## TEXT PROVIDED
During these internal processes he does not recall all the times he’s been
chaste, what his thinking was at that time. Because being chaste is still
acceptable if being unchaste is acceptable. He’s effectively just lowered the
standards for his own behavior. Not lowered them because he recognizes he is a
poor and ineffectual creature (this is the real reason), but ostensibly because
the things he believed back when he was young and foolish can’t really have
been true because the current self is so much wiser and stronger than the old
and has acted against these ideas.
Thereby
pride multiplies a vice’s impact. In a humble man, it has only as much power as
the feeling it generates. It’s recognized afterwards as a fault, a misstep, and
the man can quite easily repent and try not to do it again. Vice done in pride
needs to be justified, and therefore has the enormous power of changing our beliefs to fit our life,
rather than the other way around.
How
ridiculous of a concept. If we applied it to anything other than spiritual and
moral matters people should think we were mad. In my truth the sun is an
enormous lamp about a mile up that always happens to be where I am, other
people have theirs too. The moon is a dinner plate-like object that is a
similar distance above the earth. Stars are mere specks of light etc, etc. Here
we contest these claims and find them ridiculous because we know of some
objective truth that shows them to be ridiculous.
So
it’s quite easy to see that if we agree on a moral objective truth, even if no one knows exactly what it is,
it probably won’t be exactly as it appears to us naturally.
Another
reason I find changing beliefs to accommodate lifestyles untenable is its quite
simple failure in logic. One is saying that some outside thing is defined by
their own personal action. Promiscuity is no sin because I am promiscuous is no
different than saying that yogurt is inherently the best food because it’s my
favorite, and anyone that disagrees is wrong or spiteful.
Now
were they presented as such these arguments would be easily flouted, and as
such no one holds them in quite this way. They will be wrapped in the nicest
looking packages, like utilitarianism. Its self-reported primary end is the
happiness of people but there’s two huge holes. It says nothing about equality
or time frame. I should actually wager that compared to all conceptions of the
universe Christianity is by far the most utilitarian in the long term as it
promises us eternal and infinite happiness, infinity times infinity. Though in
the short term I must admit it is the harder life, though it may still be more
fun than a life of sin.

## RECORD EXTRACTS

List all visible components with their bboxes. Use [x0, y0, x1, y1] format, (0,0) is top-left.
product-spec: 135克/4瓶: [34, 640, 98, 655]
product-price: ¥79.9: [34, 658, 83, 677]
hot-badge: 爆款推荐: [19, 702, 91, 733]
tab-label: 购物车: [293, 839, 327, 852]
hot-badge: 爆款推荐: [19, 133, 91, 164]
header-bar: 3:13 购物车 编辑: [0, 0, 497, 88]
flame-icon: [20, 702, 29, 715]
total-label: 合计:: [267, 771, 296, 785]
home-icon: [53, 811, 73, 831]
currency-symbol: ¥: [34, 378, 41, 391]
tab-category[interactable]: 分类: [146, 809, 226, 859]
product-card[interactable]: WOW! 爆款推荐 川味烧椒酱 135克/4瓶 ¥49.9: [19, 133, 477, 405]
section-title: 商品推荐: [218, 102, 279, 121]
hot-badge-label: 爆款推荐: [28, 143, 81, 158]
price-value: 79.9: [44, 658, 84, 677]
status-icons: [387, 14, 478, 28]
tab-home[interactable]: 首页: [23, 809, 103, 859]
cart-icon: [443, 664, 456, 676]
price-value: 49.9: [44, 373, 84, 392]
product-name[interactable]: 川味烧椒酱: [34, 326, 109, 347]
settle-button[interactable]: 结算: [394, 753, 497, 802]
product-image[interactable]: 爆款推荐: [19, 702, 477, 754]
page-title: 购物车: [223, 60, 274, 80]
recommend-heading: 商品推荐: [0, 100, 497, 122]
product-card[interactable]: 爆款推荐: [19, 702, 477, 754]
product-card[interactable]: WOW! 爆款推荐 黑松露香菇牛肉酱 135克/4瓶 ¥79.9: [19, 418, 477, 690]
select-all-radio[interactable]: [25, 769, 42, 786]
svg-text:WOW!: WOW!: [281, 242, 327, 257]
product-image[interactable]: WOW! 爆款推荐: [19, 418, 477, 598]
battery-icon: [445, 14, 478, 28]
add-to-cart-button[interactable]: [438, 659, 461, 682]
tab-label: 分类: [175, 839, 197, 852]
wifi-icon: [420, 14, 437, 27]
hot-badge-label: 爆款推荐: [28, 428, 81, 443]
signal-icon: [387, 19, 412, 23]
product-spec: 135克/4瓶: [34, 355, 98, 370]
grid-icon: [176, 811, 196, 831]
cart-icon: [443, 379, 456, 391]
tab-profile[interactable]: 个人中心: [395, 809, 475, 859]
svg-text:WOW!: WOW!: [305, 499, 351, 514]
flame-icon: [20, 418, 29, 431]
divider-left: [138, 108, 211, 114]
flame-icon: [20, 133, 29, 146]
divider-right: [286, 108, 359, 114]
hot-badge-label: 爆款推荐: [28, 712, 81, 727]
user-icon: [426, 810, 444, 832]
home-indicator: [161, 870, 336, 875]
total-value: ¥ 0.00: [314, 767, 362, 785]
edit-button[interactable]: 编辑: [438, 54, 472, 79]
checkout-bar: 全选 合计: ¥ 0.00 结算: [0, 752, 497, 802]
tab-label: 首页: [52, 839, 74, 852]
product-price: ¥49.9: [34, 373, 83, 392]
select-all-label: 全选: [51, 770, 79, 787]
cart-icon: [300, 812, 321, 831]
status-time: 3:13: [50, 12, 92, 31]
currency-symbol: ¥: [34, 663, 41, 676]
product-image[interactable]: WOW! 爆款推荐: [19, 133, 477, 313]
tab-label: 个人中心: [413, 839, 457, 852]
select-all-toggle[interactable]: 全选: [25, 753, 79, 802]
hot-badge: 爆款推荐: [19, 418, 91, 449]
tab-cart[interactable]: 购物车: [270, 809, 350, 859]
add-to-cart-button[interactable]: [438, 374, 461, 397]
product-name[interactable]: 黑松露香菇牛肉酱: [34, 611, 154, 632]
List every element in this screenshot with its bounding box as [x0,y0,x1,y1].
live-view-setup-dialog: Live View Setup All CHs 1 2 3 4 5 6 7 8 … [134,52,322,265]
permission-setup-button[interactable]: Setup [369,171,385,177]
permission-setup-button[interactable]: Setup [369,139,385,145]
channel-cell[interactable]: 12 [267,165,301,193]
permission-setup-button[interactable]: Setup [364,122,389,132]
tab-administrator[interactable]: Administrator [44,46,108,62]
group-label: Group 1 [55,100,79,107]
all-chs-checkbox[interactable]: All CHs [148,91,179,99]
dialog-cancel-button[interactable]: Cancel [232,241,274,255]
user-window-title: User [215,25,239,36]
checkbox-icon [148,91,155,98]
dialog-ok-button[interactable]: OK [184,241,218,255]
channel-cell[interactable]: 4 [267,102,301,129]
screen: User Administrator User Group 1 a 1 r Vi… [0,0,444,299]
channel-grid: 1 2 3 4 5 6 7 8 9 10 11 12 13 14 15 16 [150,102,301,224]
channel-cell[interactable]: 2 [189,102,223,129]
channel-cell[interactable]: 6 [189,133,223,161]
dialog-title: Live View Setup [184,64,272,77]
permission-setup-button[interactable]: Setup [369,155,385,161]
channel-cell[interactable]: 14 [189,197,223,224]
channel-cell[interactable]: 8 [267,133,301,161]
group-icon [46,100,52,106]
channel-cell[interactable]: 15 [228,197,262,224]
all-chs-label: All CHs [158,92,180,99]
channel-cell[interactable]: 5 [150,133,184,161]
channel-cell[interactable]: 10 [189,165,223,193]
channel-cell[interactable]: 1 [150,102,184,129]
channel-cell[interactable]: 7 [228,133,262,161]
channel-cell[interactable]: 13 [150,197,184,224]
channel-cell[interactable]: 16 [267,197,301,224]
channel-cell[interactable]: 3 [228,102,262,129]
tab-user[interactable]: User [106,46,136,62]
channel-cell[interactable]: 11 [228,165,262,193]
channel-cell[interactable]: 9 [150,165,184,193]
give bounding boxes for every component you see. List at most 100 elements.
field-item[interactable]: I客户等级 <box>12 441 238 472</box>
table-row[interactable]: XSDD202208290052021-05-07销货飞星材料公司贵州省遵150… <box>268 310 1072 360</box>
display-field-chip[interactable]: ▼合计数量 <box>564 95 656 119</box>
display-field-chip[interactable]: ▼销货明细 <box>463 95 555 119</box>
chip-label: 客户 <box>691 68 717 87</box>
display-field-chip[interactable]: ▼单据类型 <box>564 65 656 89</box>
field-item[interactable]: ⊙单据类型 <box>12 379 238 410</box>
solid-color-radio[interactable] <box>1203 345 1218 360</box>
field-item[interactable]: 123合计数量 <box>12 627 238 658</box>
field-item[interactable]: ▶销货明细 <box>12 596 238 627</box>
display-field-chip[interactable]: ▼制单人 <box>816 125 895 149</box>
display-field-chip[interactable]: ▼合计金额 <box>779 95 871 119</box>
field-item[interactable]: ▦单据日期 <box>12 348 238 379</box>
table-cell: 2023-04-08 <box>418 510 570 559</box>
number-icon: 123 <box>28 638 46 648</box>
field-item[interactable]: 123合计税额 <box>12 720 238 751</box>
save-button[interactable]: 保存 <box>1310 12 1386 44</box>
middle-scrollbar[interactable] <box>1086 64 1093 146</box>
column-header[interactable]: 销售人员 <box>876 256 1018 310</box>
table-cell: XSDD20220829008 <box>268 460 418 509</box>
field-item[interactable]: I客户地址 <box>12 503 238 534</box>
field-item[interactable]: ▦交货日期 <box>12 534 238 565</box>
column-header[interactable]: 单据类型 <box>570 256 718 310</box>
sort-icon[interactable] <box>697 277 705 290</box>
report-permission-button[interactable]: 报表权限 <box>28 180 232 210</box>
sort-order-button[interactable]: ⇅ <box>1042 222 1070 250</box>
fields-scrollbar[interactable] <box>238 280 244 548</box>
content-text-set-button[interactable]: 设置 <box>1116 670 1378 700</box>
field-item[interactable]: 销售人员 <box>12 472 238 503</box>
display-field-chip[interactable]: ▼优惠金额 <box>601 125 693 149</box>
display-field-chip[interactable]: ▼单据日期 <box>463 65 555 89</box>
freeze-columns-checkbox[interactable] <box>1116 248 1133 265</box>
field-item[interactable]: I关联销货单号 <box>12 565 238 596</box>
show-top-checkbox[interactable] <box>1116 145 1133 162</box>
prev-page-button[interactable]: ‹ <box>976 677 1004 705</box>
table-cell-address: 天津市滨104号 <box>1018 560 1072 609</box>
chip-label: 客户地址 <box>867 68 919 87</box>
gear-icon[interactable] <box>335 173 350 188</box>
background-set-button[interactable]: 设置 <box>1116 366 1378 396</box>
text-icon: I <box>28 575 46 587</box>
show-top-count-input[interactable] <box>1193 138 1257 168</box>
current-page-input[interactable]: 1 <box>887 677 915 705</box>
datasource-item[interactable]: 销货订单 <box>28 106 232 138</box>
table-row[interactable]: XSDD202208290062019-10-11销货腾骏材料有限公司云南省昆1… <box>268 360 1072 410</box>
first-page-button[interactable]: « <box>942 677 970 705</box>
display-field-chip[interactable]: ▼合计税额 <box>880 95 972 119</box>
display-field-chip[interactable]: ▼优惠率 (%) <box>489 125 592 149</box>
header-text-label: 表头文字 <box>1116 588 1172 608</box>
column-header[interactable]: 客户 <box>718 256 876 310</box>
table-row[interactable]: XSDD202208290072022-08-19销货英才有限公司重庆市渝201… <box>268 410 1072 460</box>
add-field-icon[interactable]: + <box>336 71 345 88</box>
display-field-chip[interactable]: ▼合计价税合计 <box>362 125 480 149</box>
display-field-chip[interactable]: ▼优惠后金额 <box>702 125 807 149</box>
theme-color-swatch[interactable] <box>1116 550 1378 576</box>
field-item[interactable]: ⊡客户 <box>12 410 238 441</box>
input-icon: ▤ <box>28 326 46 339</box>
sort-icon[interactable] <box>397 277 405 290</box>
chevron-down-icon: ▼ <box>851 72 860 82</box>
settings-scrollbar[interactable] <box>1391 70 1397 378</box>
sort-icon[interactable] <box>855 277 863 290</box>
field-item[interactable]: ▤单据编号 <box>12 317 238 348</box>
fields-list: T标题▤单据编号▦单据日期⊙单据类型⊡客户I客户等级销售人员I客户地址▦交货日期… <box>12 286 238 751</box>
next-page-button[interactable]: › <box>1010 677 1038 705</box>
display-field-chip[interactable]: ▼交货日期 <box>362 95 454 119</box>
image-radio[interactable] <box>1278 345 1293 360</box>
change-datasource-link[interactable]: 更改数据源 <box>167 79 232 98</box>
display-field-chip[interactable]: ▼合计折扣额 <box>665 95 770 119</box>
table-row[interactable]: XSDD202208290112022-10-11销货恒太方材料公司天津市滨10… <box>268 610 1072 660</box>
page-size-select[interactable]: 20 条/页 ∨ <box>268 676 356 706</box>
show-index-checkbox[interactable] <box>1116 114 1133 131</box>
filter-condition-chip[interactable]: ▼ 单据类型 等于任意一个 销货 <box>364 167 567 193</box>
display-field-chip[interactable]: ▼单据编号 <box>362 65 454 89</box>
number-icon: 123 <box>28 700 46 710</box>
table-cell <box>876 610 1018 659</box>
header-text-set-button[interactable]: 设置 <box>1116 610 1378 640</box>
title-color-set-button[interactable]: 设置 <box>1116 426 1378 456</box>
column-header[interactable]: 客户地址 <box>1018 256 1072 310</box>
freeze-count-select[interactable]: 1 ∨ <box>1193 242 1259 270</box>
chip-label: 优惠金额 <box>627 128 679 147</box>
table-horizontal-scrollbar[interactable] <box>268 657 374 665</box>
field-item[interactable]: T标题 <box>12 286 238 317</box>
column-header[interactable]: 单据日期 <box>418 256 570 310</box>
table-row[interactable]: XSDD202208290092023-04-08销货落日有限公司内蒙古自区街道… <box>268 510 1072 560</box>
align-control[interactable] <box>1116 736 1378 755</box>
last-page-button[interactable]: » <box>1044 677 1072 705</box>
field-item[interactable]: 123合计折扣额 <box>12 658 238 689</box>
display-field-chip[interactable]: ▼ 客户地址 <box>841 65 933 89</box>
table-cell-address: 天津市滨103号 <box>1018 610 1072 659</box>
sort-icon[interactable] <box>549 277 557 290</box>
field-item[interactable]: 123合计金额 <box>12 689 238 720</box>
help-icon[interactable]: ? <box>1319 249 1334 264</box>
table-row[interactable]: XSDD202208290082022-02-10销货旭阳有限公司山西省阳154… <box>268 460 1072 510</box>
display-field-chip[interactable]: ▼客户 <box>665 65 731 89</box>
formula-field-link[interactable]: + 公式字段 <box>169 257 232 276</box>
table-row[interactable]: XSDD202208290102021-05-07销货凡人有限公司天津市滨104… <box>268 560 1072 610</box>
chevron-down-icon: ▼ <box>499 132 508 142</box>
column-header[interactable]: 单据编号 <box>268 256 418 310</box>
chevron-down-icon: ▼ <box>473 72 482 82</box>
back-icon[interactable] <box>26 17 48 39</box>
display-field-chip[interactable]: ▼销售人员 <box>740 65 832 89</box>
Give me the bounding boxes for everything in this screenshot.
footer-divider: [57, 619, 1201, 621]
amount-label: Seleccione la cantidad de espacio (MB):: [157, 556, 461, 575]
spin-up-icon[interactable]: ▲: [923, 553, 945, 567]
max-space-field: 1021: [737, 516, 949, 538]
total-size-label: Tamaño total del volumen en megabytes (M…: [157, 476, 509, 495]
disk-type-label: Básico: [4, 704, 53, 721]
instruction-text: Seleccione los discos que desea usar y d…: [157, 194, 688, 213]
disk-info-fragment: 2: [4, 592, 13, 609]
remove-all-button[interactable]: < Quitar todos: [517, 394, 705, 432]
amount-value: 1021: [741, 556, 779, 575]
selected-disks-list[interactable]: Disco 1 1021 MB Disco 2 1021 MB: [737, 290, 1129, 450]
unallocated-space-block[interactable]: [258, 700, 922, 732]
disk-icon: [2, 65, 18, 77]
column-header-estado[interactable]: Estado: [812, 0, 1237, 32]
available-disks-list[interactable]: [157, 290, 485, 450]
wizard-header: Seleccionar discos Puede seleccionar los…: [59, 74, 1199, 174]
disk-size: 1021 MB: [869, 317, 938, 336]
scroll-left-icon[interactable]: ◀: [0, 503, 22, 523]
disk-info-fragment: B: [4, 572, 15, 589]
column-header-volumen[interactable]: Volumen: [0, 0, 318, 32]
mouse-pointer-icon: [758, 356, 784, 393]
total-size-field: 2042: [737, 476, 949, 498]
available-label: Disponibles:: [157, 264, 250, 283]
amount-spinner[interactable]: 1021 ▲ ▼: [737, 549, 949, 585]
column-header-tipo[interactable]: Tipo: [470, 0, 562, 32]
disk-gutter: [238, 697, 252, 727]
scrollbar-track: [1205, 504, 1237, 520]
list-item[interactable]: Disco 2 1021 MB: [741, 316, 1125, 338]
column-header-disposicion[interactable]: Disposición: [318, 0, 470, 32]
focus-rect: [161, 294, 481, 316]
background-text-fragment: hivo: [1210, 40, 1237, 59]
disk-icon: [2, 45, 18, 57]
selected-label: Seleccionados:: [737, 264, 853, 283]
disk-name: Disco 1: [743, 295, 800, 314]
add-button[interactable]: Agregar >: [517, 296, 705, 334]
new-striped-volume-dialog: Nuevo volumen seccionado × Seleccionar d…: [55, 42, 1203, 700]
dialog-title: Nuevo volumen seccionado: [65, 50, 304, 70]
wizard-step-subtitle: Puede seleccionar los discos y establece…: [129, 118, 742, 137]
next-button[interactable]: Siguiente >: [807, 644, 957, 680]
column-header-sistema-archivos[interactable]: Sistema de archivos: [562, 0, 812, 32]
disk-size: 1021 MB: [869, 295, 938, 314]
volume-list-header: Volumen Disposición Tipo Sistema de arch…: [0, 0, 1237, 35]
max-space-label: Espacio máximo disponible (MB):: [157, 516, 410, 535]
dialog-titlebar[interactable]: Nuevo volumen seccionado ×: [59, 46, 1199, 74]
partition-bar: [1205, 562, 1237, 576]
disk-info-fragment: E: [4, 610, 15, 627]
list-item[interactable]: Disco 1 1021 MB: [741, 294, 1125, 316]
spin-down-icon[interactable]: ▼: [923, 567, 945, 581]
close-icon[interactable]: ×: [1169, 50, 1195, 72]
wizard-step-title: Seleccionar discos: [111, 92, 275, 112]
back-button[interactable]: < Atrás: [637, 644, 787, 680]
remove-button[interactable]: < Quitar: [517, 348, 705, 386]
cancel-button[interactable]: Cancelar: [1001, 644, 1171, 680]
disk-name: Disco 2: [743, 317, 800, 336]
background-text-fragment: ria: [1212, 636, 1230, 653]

## THINGS TO DO
1. Answer these questions using the text on pride and belief:
(a) What does pride do to a vice's impact?
(b) In the made-up "truth" about the sky, what is the moon said to be?
(c) What two things does utilitarianism say nothing about?
2. Retype the part of the text on pride and belief that opens with the words containing "During these internal" and closes with "against these ideas.".

## ANSWER SET
1.
(a) Pride multiplies it.
(b) A dinner plate-like object about the same distance above the earth as the sun-lamp, which is about a mile up.
(c) Equality and time frame.

2.
During these internal processes he does not recall all the times he’s been
chaste, what his thinking was at that time. Because being chaste is still
acceptable if being unchaste is acceptable. He’s effectively just lowered the
standards for his own behavior. Not lowered them because he recognizes he is a
poor and ineffectual creature (this is the real reason), but ostensibly because
the things he believed back when he was young and foolish can’t really have
been true because the current self is so much wiser and stronger than the old
and has acted against these ideas.